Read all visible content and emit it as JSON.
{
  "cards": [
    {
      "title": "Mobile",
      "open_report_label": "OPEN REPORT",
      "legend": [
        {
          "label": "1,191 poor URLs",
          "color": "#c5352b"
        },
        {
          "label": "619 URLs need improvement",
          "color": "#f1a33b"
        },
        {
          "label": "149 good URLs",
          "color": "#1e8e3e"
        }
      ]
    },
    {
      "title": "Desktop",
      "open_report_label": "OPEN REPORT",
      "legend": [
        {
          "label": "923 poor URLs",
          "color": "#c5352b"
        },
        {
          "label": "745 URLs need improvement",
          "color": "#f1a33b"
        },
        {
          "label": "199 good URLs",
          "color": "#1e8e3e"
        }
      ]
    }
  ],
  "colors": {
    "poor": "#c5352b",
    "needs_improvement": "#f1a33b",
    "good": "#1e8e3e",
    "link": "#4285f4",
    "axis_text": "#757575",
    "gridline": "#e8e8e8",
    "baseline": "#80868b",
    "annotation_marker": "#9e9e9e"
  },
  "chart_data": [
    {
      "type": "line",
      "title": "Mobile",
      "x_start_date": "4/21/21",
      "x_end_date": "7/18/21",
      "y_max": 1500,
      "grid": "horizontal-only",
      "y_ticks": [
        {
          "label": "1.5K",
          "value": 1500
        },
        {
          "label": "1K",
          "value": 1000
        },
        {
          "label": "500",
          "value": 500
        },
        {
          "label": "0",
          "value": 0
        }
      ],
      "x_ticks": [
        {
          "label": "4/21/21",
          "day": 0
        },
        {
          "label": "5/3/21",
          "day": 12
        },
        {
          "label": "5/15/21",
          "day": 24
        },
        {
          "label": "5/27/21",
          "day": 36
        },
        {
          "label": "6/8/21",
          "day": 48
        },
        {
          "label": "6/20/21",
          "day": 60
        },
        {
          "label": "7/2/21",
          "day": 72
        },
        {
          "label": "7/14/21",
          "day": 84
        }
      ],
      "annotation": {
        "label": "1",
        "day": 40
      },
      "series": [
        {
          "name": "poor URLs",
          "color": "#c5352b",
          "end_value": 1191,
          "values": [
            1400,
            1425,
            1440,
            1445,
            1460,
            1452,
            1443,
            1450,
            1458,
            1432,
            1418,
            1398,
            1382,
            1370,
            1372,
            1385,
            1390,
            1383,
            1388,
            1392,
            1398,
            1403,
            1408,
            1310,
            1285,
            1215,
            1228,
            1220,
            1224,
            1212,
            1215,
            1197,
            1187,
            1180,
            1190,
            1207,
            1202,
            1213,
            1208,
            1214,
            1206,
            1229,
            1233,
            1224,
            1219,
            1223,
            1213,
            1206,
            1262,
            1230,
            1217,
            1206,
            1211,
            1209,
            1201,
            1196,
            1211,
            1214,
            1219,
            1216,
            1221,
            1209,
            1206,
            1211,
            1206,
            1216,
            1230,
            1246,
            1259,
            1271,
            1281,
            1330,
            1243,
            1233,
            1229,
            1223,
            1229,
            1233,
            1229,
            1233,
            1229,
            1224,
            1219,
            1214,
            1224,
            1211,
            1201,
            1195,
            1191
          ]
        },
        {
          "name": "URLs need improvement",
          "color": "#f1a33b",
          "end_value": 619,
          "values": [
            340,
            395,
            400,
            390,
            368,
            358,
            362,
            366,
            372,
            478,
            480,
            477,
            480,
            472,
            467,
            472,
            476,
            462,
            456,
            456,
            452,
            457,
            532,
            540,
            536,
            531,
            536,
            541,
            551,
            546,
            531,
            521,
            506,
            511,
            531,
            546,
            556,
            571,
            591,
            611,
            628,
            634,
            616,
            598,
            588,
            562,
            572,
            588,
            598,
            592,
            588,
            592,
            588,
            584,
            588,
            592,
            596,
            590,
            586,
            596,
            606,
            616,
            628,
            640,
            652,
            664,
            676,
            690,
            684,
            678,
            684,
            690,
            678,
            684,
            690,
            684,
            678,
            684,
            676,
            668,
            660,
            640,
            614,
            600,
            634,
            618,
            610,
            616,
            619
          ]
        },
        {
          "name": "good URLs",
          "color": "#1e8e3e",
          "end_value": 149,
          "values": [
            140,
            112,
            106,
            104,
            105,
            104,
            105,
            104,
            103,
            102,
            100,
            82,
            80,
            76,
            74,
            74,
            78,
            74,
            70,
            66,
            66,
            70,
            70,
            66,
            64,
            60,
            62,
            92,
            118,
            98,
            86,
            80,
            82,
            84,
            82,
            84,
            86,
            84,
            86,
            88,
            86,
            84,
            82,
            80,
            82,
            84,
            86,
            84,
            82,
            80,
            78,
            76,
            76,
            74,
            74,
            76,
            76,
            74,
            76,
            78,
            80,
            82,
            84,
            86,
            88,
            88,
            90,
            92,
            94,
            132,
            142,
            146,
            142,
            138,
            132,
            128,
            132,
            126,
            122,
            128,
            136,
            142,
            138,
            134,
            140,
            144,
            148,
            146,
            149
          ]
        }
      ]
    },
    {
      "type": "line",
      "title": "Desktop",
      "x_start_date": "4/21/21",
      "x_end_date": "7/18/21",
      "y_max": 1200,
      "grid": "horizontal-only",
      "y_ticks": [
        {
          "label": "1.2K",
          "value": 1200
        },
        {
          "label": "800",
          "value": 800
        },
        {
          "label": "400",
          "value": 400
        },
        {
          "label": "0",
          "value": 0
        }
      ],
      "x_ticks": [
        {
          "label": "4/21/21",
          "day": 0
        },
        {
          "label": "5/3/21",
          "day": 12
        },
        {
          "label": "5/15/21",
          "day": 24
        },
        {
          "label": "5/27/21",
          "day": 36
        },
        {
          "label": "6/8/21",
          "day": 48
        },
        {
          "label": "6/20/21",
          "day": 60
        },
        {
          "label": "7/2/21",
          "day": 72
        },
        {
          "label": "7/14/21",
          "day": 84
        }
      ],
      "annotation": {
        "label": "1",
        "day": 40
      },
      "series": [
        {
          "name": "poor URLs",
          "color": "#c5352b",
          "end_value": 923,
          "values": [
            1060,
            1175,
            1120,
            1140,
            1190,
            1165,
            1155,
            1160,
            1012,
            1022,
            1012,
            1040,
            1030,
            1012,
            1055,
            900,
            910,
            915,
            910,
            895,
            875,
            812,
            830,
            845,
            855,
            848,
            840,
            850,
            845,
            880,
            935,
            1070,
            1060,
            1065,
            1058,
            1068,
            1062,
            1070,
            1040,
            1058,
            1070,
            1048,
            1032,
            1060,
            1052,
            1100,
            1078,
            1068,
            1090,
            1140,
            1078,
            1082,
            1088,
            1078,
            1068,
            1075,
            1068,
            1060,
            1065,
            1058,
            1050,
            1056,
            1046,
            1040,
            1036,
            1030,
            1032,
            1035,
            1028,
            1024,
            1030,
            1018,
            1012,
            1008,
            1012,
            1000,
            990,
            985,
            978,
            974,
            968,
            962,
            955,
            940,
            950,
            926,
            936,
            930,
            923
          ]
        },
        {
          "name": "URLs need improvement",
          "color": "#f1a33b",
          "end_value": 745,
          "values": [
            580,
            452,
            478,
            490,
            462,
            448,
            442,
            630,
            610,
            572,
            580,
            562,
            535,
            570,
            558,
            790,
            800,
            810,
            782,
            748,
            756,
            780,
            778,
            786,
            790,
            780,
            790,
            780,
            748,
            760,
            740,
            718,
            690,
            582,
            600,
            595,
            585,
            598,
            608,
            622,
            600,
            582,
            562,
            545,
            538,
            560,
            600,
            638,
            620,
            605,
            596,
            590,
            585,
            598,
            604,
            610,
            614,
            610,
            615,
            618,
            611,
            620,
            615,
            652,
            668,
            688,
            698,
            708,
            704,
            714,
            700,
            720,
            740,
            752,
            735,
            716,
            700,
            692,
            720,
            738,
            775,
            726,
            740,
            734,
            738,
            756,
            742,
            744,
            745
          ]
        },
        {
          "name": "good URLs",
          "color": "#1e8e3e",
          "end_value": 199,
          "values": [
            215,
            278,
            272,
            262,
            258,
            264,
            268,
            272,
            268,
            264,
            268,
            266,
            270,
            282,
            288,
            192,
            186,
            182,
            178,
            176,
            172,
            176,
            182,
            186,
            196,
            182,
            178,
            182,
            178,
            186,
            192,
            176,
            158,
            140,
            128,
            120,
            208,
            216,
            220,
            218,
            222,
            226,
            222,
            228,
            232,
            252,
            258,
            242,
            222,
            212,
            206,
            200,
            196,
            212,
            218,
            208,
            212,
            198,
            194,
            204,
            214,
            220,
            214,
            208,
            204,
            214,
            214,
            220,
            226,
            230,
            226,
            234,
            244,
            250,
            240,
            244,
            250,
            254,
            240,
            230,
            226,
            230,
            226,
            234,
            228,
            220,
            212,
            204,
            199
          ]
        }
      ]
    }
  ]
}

[Goal of the exercise] In the listing, find each line with the string "poor" and copy it.

[Answer for the task]
          "label": "1,191 poor URLs",
          "label": "923 poor URLs",
    "poor": "#c5352b",
          "name": "poor URLs",
          "name": "poor URLs",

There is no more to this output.